(Box annotation data)
● ● ● ● ●

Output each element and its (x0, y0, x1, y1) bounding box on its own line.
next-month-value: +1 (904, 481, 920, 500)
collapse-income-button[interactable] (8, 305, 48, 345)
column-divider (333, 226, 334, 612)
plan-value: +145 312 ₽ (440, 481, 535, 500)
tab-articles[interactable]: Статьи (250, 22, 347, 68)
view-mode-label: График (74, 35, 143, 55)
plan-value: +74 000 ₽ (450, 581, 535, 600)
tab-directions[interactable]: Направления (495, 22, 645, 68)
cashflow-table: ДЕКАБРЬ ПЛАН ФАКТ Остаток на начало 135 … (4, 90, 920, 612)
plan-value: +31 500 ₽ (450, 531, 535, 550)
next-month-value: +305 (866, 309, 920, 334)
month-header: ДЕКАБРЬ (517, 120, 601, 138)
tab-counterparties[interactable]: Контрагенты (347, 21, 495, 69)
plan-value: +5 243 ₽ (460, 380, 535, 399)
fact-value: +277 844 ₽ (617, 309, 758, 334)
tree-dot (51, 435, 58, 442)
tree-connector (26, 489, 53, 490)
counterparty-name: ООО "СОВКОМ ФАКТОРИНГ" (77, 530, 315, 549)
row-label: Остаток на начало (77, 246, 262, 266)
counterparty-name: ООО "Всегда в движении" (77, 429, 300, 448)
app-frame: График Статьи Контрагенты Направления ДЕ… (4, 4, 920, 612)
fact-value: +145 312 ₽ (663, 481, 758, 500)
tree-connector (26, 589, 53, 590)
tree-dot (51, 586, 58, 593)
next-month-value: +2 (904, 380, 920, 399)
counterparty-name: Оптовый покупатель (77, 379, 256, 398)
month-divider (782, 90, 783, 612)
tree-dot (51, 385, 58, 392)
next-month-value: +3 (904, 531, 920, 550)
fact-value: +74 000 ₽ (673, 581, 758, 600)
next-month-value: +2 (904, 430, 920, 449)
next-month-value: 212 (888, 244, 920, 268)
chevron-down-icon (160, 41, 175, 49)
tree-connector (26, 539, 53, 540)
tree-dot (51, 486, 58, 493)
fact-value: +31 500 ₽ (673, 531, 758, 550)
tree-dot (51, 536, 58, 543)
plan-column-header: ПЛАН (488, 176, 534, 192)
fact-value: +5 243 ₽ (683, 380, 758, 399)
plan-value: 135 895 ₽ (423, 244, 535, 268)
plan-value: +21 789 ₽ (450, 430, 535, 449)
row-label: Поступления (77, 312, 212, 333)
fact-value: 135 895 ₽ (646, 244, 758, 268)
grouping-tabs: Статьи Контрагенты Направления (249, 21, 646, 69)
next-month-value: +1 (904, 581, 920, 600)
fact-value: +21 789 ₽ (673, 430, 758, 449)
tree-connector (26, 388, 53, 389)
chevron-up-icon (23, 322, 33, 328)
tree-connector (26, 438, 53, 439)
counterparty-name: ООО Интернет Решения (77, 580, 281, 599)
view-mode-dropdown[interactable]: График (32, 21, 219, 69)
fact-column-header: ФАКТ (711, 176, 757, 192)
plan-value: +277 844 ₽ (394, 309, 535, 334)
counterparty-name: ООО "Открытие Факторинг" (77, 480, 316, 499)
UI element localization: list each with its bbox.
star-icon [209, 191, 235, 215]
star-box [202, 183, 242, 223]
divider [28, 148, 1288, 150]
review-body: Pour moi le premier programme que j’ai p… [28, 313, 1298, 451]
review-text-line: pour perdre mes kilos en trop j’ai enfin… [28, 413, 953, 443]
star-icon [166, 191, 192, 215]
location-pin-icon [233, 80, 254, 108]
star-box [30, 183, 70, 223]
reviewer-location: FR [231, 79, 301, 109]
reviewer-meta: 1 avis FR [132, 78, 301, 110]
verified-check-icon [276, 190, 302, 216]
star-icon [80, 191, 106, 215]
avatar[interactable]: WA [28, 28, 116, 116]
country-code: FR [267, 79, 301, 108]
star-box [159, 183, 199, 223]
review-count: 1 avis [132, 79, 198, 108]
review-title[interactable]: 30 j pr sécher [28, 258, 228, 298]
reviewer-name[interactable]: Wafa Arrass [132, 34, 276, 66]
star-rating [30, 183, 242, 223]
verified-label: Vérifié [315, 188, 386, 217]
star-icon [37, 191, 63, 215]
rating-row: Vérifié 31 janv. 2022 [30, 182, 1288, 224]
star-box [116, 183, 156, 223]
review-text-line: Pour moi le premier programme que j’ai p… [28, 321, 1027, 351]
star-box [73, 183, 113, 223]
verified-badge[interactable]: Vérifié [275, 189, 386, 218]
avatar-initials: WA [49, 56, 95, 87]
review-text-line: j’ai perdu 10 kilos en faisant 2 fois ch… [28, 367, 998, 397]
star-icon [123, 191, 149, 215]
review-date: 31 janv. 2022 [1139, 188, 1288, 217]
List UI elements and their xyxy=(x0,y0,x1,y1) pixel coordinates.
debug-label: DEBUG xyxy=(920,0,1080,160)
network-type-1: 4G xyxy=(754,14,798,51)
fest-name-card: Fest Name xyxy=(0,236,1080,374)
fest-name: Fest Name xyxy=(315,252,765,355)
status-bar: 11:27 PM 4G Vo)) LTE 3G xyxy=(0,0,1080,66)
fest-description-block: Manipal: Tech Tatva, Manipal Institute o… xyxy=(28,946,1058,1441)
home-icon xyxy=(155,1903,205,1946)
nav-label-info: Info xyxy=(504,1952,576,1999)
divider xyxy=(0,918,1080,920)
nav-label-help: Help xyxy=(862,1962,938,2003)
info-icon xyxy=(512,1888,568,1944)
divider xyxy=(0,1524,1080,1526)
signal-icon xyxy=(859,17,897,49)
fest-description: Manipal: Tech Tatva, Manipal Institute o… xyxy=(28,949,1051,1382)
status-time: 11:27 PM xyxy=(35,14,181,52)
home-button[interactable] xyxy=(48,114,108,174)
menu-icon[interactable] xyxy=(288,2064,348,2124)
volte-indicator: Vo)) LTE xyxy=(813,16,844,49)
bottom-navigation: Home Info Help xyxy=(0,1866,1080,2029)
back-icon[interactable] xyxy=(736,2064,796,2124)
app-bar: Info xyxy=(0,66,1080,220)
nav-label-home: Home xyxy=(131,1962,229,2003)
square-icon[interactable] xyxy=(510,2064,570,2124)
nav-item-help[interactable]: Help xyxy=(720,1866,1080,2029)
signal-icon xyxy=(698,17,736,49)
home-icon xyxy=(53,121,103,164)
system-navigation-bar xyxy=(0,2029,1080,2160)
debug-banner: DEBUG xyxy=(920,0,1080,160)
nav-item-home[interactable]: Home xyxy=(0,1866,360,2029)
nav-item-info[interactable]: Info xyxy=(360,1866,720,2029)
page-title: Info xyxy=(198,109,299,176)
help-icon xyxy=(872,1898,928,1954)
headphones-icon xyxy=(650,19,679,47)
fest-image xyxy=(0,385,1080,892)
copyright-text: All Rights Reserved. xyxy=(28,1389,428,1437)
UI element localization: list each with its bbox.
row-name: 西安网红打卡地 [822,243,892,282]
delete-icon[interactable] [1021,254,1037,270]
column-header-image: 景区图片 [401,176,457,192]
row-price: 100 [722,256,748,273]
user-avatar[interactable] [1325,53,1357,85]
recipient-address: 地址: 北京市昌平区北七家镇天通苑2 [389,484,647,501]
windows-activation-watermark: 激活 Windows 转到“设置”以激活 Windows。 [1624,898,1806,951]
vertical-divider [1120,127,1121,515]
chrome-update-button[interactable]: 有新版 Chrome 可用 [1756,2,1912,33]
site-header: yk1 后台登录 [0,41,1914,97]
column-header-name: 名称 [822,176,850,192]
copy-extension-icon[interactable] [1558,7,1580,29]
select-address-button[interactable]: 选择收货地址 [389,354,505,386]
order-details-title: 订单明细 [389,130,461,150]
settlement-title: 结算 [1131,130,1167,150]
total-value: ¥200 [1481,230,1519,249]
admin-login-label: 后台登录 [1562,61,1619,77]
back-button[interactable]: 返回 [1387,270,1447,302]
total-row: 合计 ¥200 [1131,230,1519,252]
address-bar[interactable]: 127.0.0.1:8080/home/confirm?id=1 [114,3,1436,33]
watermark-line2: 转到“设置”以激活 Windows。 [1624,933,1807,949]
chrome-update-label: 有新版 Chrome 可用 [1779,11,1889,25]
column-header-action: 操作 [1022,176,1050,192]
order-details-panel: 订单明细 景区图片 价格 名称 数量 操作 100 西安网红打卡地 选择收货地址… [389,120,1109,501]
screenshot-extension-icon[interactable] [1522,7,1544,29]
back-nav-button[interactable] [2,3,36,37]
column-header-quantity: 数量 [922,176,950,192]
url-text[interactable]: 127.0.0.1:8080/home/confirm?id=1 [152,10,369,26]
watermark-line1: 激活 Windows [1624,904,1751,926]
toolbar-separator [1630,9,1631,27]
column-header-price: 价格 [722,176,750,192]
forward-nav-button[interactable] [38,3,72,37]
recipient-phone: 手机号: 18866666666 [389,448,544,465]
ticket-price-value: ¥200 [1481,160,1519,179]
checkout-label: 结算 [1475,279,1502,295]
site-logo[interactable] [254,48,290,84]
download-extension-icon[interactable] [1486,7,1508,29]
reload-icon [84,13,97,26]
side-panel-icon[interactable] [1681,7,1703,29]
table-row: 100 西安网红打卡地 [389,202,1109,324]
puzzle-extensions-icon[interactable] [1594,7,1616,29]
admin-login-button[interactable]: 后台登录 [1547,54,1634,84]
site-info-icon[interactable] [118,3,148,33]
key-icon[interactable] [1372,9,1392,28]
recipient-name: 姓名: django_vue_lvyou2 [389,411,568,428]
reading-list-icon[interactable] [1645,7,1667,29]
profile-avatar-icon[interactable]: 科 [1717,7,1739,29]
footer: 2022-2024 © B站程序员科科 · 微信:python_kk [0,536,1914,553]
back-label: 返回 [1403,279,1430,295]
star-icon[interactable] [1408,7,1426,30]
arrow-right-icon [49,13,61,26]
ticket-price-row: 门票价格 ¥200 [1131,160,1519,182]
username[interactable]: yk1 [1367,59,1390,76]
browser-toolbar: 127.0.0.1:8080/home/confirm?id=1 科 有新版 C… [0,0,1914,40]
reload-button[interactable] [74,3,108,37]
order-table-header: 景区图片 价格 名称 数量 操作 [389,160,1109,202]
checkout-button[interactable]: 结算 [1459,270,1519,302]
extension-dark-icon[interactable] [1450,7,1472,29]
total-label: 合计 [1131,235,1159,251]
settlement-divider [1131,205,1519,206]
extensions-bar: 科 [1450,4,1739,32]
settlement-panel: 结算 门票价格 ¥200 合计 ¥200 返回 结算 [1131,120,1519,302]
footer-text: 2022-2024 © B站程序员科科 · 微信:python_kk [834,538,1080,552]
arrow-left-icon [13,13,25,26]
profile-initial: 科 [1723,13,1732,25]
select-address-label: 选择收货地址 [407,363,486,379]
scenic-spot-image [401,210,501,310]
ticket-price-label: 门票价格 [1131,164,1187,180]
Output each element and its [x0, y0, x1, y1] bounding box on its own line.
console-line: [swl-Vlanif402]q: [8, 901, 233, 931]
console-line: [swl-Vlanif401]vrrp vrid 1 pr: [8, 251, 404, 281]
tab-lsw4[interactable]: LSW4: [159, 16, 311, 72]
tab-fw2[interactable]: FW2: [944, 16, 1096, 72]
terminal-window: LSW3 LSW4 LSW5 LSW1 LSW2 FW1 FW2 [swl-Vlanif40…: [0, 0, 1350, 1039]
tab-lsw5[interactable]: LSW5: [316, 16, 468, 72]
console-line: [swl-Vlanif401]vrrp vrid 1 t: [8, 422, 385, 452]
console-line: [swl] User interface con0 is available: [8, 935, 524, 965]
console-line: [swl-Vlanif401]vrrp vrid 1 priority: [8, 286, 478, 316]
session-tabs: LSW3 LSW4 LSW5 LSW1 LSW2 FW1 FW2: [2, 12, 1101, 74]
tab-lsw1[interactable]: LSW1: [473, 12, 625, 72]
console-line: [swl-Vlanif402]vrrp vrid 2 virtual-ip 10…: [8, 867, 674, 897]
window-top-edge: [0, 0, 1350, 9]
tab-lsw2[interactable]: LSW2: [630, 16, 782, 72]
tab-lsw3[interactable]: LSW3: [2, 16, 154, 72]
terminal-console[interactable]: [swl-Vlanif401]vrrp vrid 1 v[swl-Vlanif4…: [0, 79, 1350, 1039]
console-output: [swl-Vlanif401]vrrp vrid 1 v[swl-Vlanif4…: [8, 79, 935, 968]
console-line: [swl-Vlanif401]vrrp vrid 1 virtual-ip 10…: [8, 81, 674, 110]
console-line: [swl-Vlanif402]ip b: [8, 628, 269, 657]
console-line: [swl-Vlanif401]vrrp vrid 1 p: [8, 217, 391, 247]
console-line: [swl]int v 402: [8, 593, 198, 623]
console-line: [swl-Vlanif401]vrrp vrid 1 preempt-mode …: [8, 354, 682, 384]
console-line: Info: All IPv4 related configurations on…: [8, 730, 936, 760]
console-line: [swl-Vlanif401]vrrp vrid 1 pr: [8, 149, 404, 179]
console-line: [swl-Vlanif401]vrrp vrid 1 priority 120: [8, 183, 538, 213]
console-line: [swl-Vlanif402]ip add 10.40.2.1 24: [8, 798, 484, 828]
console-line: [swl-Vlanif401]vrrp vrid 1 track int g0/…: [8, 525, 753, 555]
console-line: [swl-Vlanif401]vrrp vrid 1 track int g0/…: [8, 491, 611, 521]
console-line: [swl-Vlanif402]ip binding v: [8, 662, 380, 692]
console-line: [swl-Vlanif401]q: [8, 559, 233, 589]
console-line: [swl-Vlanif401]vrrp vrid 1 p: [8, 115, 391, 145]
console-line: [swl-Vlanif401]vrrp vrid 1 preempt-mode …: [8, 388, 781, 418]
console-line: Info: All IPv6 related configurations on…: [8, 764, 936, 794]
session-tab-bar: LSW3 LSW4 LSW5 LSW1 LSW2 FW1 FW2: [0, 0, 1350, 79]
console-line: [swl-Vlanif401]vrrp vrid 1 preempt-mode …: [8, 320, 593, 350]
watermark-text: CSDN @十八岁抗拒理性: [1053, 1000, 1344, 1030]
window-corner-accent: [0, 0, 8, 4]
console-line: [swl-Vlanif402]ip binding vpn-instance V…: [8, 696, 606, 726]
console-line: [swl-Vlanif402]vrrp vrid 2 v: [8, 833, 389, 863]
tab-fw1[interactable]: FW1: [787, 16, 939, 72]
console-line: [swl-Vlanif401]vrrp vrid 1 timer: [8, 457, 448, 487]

● ● ● ● ●

• [REQUIRED TASK]: Reproduce verbatim the lines of the records, starting at the first line and ending at the line containing "tab-directions[interactable]: Направления (495, 22, 645, 68)", with both of those lines included.

• [COMPLETE ANSWER]:
Output each element and its (x0, y0, x1, y1) bounding box on its own line.
next-month-value: +1 (904, 481, 920, 500)
collapse-income-button[interactable] (8, 305, 48, 345)
column-divider (333, 226, 334, 612)
plan-value: +145 312 ₽ (440, 481, 535, 500)
tab-articles[interactable]: Статьи (250, 22, 347, 68)
view-mode-label: График (74, 35, 143, 55)
plan-value: +74 000 ₽ (450, 581, 535, 600)
tab-directions[interactable]: Направления (495, 22, 645, 68)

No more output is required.